Requirement: Copy each line below in which the word "plain" occurs.

Given records:
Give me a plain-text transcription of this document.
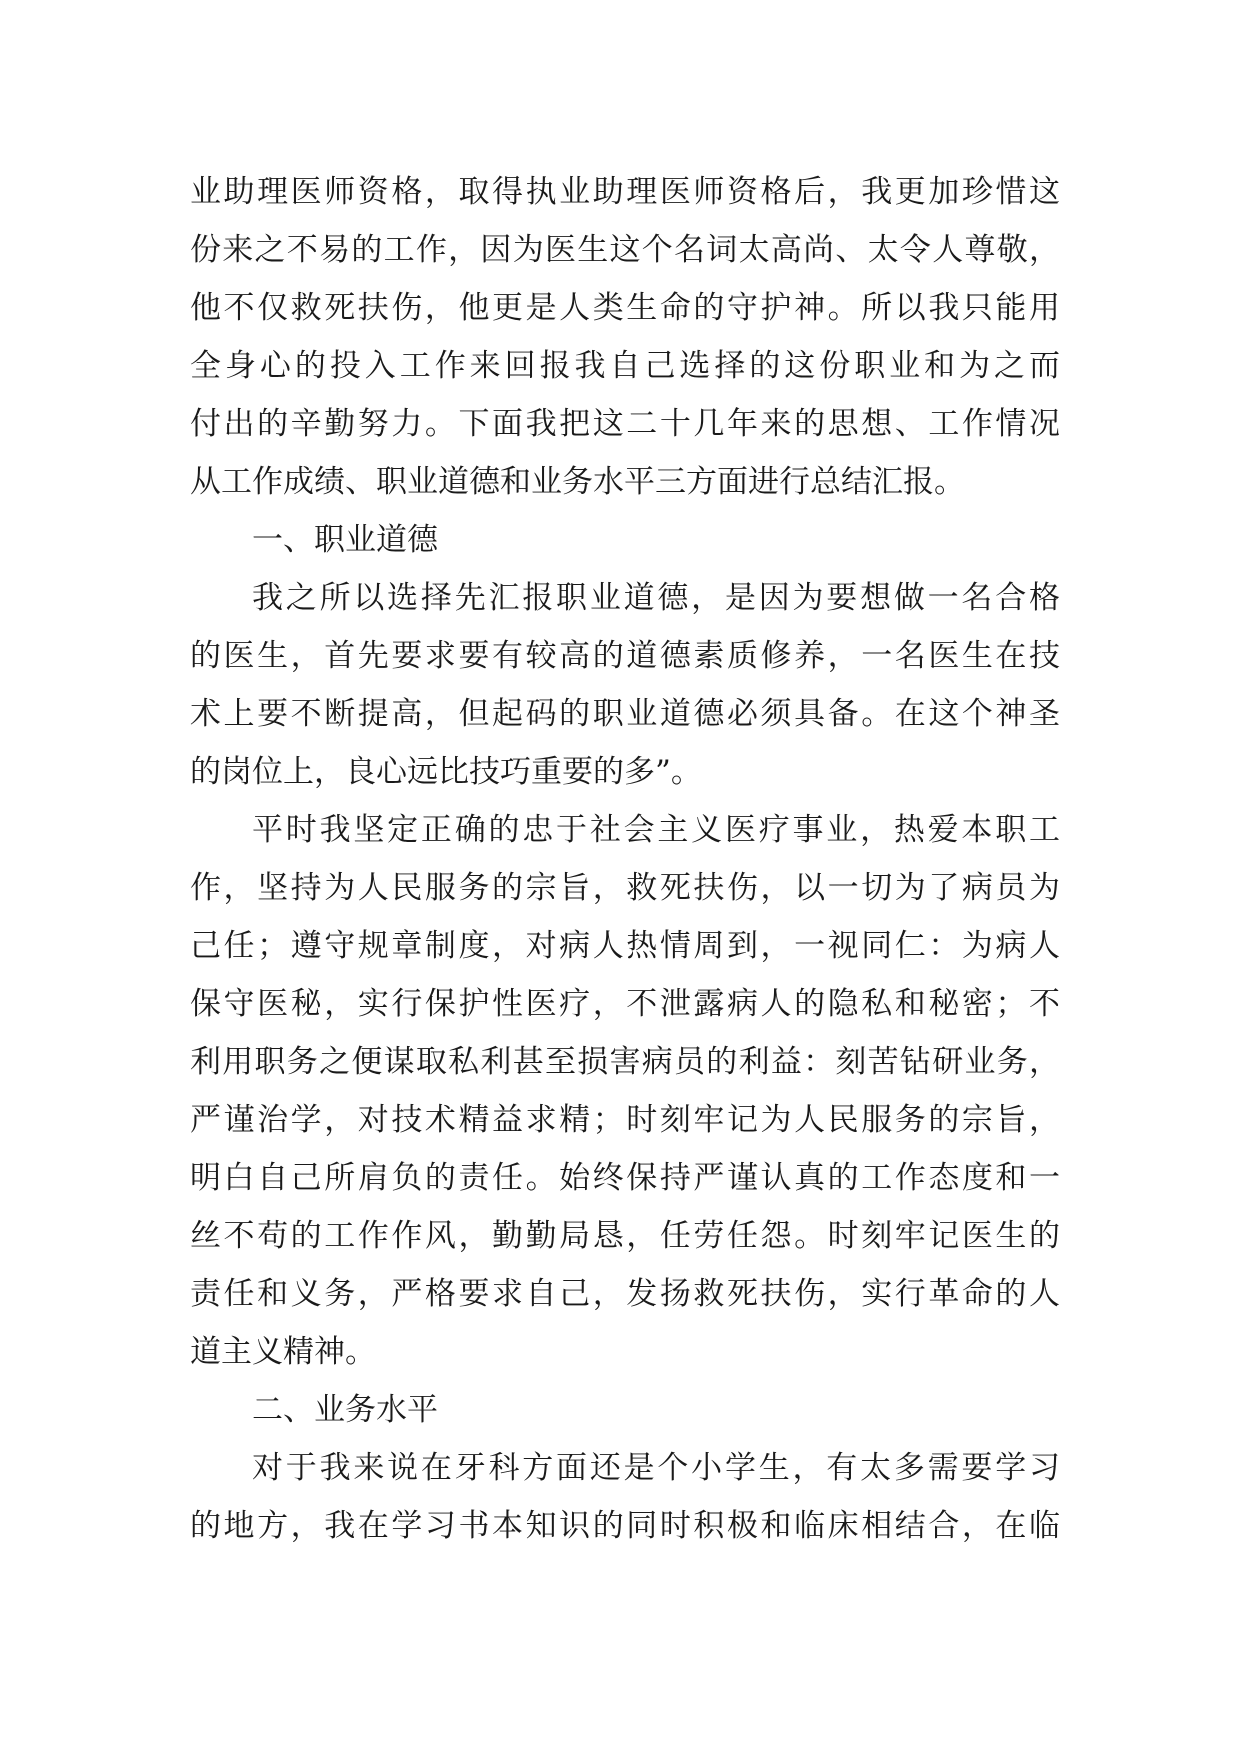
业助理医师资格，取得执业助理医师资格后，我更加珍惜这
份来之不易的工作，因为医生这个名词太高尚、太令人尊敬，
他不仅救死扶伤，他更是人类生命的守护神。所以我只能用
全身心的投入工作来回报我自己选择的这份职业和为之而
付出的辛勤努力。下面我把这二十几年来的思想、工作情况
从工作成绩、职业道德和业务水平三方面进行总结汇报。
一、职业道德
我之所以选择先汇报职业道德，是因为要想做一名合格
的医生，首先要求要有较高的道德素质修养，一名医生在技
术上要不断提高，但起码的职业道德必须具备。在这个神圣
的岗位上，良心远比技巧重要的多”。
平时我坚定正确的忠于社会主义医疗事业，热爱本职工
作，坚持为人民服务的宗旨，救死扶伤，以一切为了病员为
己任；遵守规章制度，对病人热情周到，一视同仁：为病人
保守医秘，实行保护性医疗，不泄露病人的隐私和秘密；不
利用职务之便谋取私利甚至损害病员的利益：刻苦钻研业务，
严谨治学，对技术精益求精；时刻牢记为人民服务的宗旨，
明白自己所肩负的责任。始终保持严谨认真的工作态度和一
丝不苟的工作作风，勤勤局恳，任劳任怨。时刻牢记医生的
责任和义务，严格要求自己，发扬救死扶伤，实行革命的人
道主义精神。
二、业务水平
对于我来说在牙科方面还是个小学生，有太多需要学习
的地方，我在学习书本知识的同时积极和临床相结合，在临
==
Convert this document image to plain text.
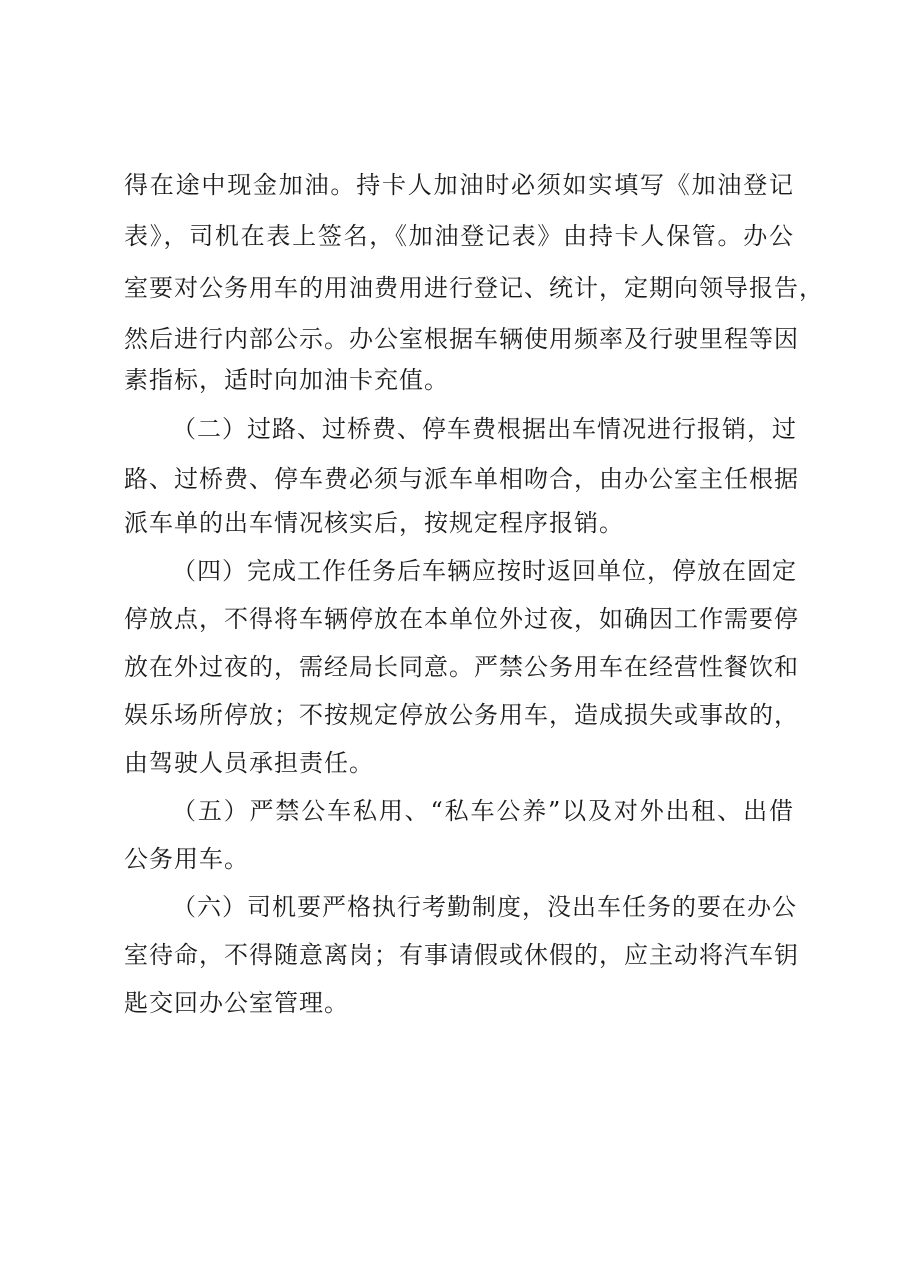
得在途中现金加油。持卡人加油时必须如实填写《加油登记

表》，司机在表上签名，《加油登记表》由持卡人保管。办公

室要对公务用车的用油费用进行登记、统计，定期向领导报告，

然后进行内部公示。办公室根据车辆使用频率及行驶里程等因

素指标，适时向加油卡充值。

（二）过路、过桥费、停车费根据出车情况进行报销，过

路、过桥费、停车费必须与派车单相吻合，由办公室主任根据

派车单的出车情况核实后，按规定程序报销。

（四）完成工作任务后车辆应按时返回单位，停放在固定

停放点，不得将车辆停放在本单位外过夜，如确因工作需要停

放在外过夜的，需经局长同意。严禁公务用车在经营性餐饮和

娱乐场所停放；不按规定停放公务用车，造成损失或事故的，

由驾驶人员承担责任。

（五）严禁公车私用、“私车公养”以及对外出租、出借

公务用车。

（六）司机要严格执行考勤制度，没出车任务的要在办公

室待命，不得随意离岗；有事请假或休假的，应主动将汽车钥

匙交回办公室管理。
...
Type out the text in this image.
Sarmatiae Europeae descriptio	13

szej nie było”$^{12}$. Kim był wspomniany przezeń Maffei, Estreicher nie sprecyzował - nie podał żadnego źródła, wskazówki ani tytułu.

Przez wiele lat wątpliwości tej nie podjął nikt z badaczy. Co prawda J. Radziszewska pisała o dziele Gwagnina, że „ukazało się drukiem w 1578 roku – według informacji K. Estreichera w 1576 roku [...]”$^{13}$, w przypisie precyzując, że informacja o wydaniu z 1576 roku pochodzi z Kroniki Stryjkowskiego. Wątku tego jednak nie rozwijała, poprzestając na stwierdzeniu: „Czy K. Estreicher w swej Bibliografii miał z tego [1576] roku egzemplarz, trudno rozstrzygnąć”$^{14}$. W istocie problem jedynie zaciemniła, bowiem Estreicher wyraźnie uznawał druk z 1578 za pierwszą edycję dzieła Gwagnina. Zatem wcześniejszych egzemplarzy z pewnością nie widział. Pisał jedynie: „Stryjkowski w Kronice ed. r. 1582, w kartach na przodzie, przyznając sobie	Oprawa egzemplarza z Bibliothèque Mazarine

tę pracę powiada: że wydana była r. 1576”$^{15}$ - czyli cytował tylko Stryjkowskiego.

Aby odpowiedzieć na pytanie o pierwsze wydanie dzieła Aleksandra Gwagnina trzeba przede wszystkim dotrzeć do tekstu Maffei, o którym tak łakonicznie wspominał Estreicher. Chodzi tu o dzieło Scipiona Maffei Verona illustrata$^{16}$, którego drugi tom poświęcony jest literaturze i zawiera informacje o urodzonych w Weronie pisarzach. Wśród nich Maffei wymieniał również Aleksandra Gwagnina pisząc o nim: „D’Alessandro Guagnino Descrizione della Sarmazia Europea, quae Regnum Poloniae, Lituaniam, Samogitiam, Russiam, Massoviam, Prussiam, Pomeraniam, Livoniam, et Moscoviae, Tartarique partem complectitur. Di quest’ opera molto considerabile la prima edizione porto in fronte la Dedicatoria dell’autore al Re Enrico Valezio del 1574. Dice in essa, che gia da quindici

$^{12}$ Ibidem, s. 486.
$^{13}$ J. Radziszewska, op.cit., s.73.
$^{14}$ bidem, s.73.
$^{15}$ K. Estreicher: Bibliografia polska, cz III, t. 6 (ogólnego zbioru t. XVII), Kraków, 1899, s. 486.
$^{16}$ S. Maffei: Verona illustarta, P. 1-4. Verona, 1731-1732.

Task result:
Give me a plain-text transcription of this document.
Convert this document image to plain text.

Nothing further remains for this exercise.